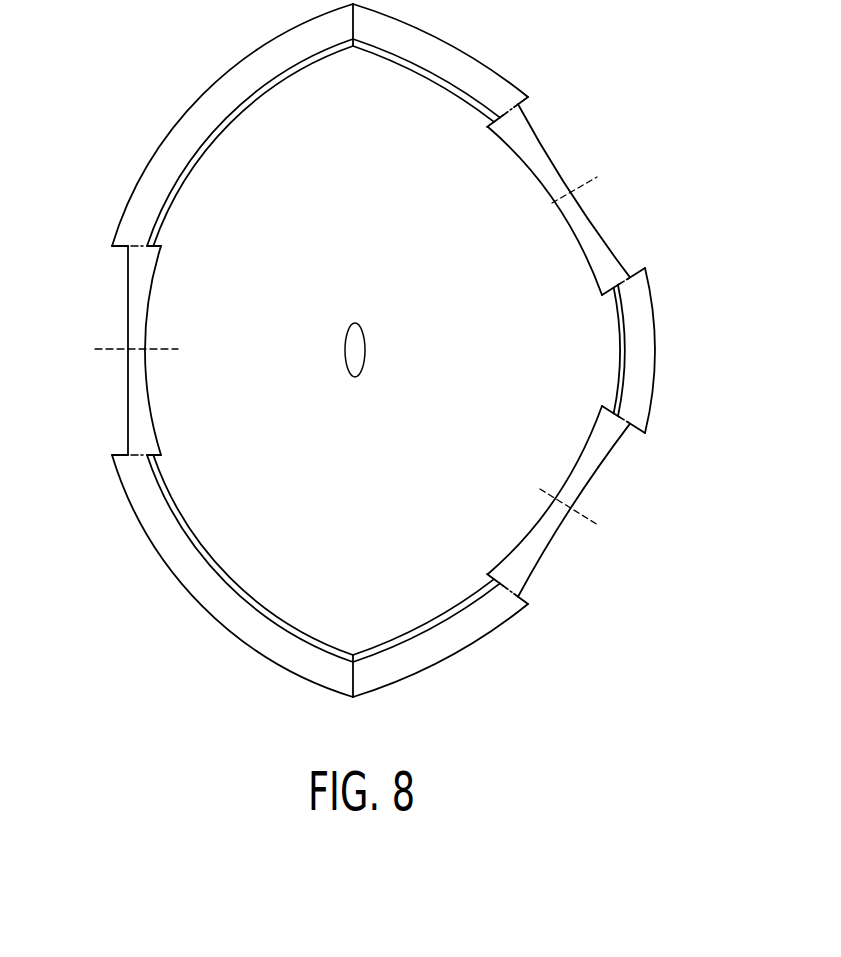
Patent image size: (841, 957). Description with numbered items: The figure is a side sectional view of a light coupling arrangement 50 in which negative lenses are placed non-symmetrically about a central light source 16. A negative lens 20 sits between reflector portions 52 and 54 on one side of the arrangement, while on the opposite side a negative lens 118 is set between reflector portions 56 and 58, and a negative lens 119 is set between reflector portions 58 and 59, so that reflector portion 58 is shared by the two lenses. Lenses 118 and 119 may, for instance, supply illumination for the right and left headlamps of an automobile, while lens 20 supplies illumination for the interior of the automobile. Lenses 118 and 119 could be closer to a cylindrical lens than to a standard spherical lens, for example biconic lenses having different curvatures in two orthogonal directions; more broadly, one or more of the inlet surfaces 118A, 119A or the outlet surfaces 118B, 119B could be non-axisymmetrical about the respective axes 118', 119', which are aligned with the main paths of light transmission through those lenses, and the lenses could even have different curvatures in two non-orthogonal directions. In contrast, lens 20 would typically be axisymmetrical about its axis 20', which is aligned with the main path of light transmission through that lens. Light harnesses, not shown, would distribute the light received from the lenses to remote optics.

The arrangement 50 is at (96, 31).
The reflector portion 52 is at (210, 90).
The reflector portion 54 is at (212, 608).
The reflector portion 56 is at (450, 55).
The reflector portion 58 is at (650, 330).
The reflector portion 59 is at (447, 647).
The light source 16 is at (353, 357).
The negative lens 20 is at (117, 350).
The axis 20' is at (160, 317).
The negative lens 118 is at (568, 192).
The inlet surface 118A is at (506, 142).
The outlet surface 118B is at (597, 230).
The axis 118' is at (555, 229).
The negative lens 119 is at (583, 497).
The inlet surface 119A is at (573, 470).
The outlet surface 119B is at (522, 575).
The axis 119' is at (532, 503).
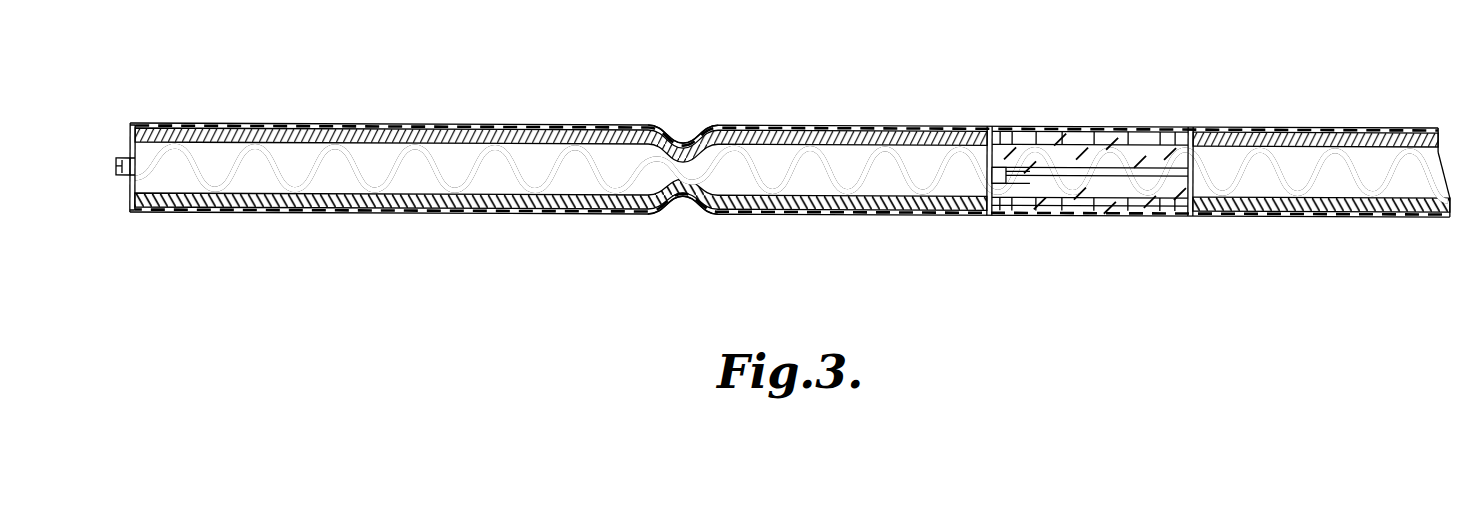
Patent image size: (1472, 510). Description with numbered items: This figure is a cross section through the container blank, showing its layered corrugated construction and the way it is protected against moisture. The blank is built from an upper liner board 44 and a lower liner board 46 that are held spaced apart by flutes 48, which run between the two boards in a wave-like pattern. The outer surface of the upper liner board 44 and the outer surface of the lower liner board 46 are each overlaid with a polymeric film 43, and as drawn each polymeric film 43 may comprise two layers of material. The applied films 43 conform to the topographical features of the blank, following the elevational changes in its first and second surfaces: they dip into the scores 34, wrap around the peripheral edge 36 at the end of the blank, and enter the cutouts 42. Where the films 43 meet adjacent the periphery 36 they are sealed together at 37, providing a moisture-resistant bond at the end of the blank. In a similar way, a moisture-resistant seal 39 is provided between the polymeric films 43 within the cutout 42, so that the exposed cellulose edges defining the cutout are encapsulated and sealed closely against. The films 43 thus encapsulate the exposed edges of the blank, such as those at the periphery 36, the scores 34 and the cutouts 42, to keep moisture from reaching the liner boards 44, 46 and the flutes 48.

The score 34 is at (694, 129).
The peripheral edge 36 is at (123, 132).
The seal 37 is at (119, 179).
The moisture-resistant seal 39 is at (1003, 186).
The cutout 42 is at (1114, 120).
The polymeric film 43 is at (420, 123).
The upper liner board 44 is at (152, 130).
The lower liner board 46 is at (176, 202).
The flutes 48 is at (365, 145).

▶ _Short exercise_:
Format the records above as a two-column CSV with the headers description and locations. Give one row per record, with its text in the first column and its answer in the second, each as a single quoted field with line breaks replaced by spaces, and omit the pictures.

▶ _Output for this task_:
description,locations
"Patent image size: (841, 957). Description with numbered items: The figure is a side sectional view of a light coupling arrangement 50 in which negative lenses are placed non-symmetrically about a central light source 16. A negative lens 20 sits between reflector portions 52 and 54 on one side of the arrangement, while on the opposite side a negative lens 118 is set between reflector portions 56 and 58, and a negative lens 119 is set between reflector portions 58 and 59, so that reflector portion 58 is shared by the two lenses. Lenses 118 and 119 may, for instance, supply illumination for the right and left headlamps of an automobile, while lens 20 supplies illumination for the interior of the automobile. Lenses 118 and 119 could be closer to a cylindrical lens than to a standard spherical lens, for example biconic lenses having different curvatures in two orthogonal directions; more broadly, one or more of the inlet surfaces 118A, 119A or the outlet surfaces 118B, 119B could be non-axisymmetrical about the respective axes 118', 119', which are aligned with the main paths of light transmission through those lenses, and the lenses could even have different curvatures in two non-orthogonal directions. In contrast, lens 20 would typically be axisymmetrical about its axis 20', which is aligned with the main path of light transmission through that lens. Light harnesses, not shown, would distribute the light received from the lenses to remote optics.","The arrangement 50 is at (96, 31). The reflector portion 52 is at (210, 90). The reflector portion 54 is at (212, 608). The reflector portion 56 is at (450, 55). The reflector portion 58 is at (650, 330). The reflector portion 59 is at (447, 647). The light source 16 is at (353, 357). The negative lens 20 is at (117, 350). The axis 20' is at (160, 317). The negative lens 118 is at (568, 192). The inlet surface 118A is at (506, 142). The outlet surface 118B is at (597, 230). The axis 118' is at (555, 229). The negative lens 119 is at (583, 497). The inlet surface 119A is at (573, 470). The outlet surface 119B is at (522, 575). The axis 119' is at (532, 503)."
"Patent image size: (1472, 510). Description with numbered items: This figure is a cross section through the container blank, showing its layered corrugated construction and the way it is protected against moisture. The blank is built from an upper liner board 44 and a lower liner board 46 that are held spaced apart by flutes 48, which run between the two boards in a wave-like pattern. The outer surface of the upper liner board 44 and the outer surface of the lower liner board 46 are each overlaid with a polymeric film 43, and as drawn each polymeric film 43 may comprise two layers of material. The applied films 43 conform to the topographical features of the blank, following the elevational changes in its first and second surfaces: they dip into the scores 34, wrap around the peripheral edge 36 at the end of the blank, and enter the cutouts 42. Where the films 43 meet adjacent the periphery 36 they are sealed together at 37, providing a moisture-resistant bond at the end of the blank. In a similar way, a moisture-resistant seal 39 is provided between the polymeric films 43 within the cutout 42, so that the exposed cellulose edges defining the cutout are encapsulated and sealed closely against. The films 43 thus encapsulate the exposed edges of the blank, such as those at the periphery 36, the scores 34 and the cutouts 42, to keep moisture from reaching the liner boards 44, 46 and the flutes 48.","The score 34 is at (694, 129). The peripheral edge 36 is at (123, 132). The seal 37 is at (119, 179). The moisture-resistant seal 39 is at (1003, 186). The cutout 42 is at (1114, 120). The polymeric film 43 is at (420, 123). The upper liner board 44 is at (152, 130). The lower liner board 46 is at (176, 202). The flutes 48 is at (365, 145)."